EXERCISE INSTRUCTIONS | Quote the records that follow in full and exactly; leave out the pictures.
--
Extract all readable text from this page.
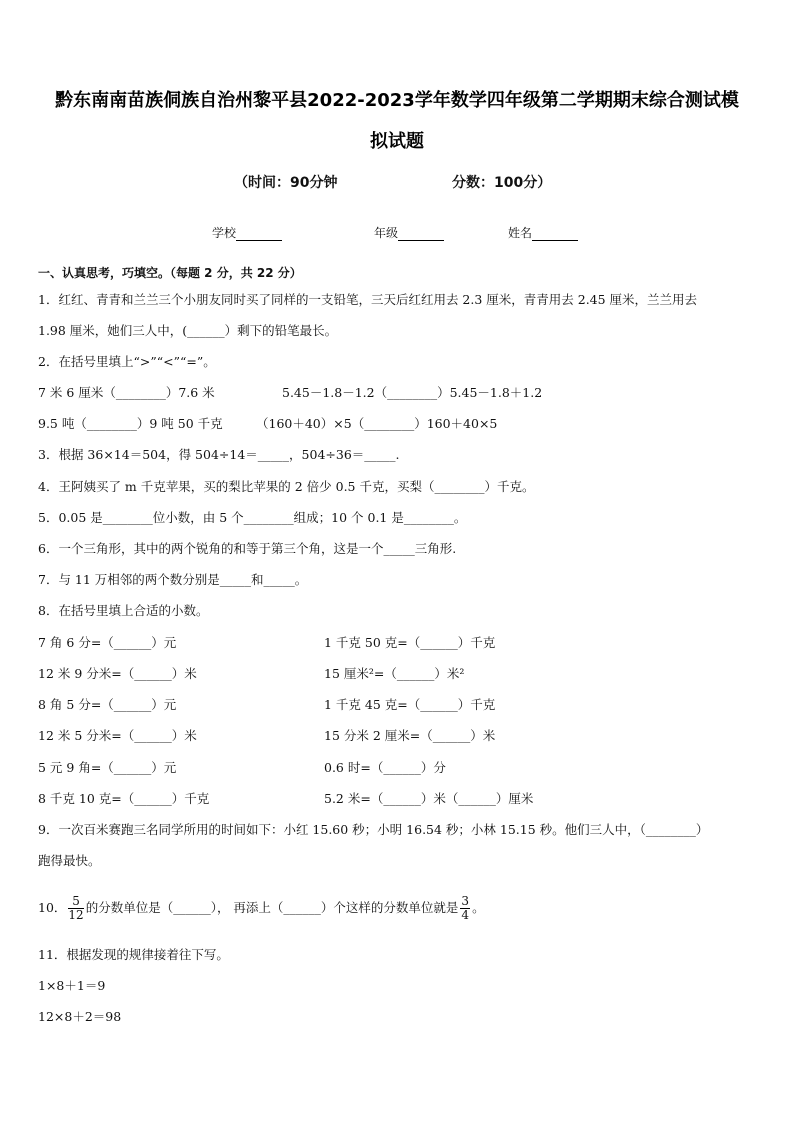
黔东南南苗族侗族自治州黎平县2022-2023学年数学四年级第二学期期末综合测试模
拟试题
（时间：90分钟	分数：100分）
学校	年级	姓名
一、认真思考，巧填空。（每题 2 分，共 22 分）
1．红红、青青和兰兰三个小朋友同时买了同样的一支铅笔，三天后红红用去 2.3 厘米，青青用去 2.45 厘米，兰兰用去
1.98 厘米，她们三人中，(______）剩下的铅笔最长。
2．在括号里填上“>”“<”“=”。
7 米 6 厘米（________）7.6 米	5.45－1.8－1.2（________）5.45－1.8＋1.2
9.5 吨（________）9 吨 50 千克	（160＋40）×5（________）160＋40×5
3．根据 36×14＝504，得 504÷14＝_____，504÷36＝_____.
4．王阿姨买了 m 千克苹果，买的梨比苹果的 2 倍少 0.5 千克，买梨（________）千克。
5．0.05 是________位小数，由 5 个________组成；10 个 0.1 是________。
6．一个三角形，其中的两个锐角的和等于第三个角，这是一个_____三角形.
7．与 11 万相邻的两个数分别是_____和_____。
8．在括号里填上合适的小数。
7 角 6 分=（______）元	1 千克 50 克=（______）千克
12 米 9 分米=（______）米	15 厘米²=（______）米²
8 角 5 分=（______）元	1 千克 45 克=（______）千克
12 米 5 分米=（______）米	15 分米 2 厘米=（______）米
5 元 9 角=（______）元	0.6 时=（______）分
8 千克 10 克=（______）千克	5.2 米=（______）米（______）厘米
9．一次百米赛跑三名同学所用的时间如下：小红 15.60 秒；小明 16.54 秒；小林 15.15 秒。他们三人中，（________）
跑得最快。
10． $\frac{5}{12}$ 的分数单位是（______）， 再添上（______）个这样的分数单位就是 $\frac{3}{4}$ 。
11．根据发现的规律接着往下写。
1×8＋1＝9
12×8＋2＝98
--
WRITTEN SOLUTION |
Extract all readable text from this page.
黔东南南苗族侗族自治州黎平县2022-2023学年数学四年级第二学期期末综合测试模
拟试题
（时间：90分钟	分数：100分）
学校	年级	姓名
一、认真思考，巧填空。（每题 2 分，共 22 分）
1．红红、青青和兰兰三个小朋友同时买了同样的一支铅笔，三天后红红用去 2.3 厘米，青青用去 2.45 厘米，兰兰用去
1.98 厘米，她们三人中，(______）剩下的铅笔最长。
2．在括号里填上“>”“<”“=”。
7 米 6 厘米（________）7.6 米	5.45－1.8－1.2（________）5.45－1.8＋1.2
9.5 吨（________）9 吨 50 千克	（160＋40）×5（________）160＋40×5
3．根据 36×14＝504，得 504÷14＝_____，504÷36＝_____.
4．王阿姨买了 m 千克苹果，买的梨比苹果的 2 倍少 0.5 千克，买梨（________）千克。
5．0.05 是________位小数，由 5 个________组成；10 个 0.1 是________。
6．一个三角形，其中的两个锐角的和等于第三个角，这是一个_____三角形.
7．与 11 万相邻的两个数分别是_____和_____。
8．在括号里填上合适的小数。
7 角 6 分=（______）元	1 千克 50 克=（______）千克
12 米 9 分米=（______）米	15 厘米²=（______）米²
8 角 5 分=（______）元	1 千克 45 克=（______）千克
12 米 5 分米=（______）米	15 分米 2 厘米=（______）米
5 元 9 角=（______）元	0.6 时=（______）分
8 千克 10 克=（______）千克	5.2 米=（______）米（______）厘米
9．一次百米赛跑三名同学所用的时间如下：小红 15.60 秒；小明 16.54 秒；小林 15.15 秒。他们三人中，（________）
跑得最快。
10． $\frac{5}{12}$ 的分数单位是（______）， 再添上（______）个这样的分数单位就是 $\frac{3}{4}$ 。
11．根据发现的规律接着往下写。
1×8＋1＝9
12×8＋2＝98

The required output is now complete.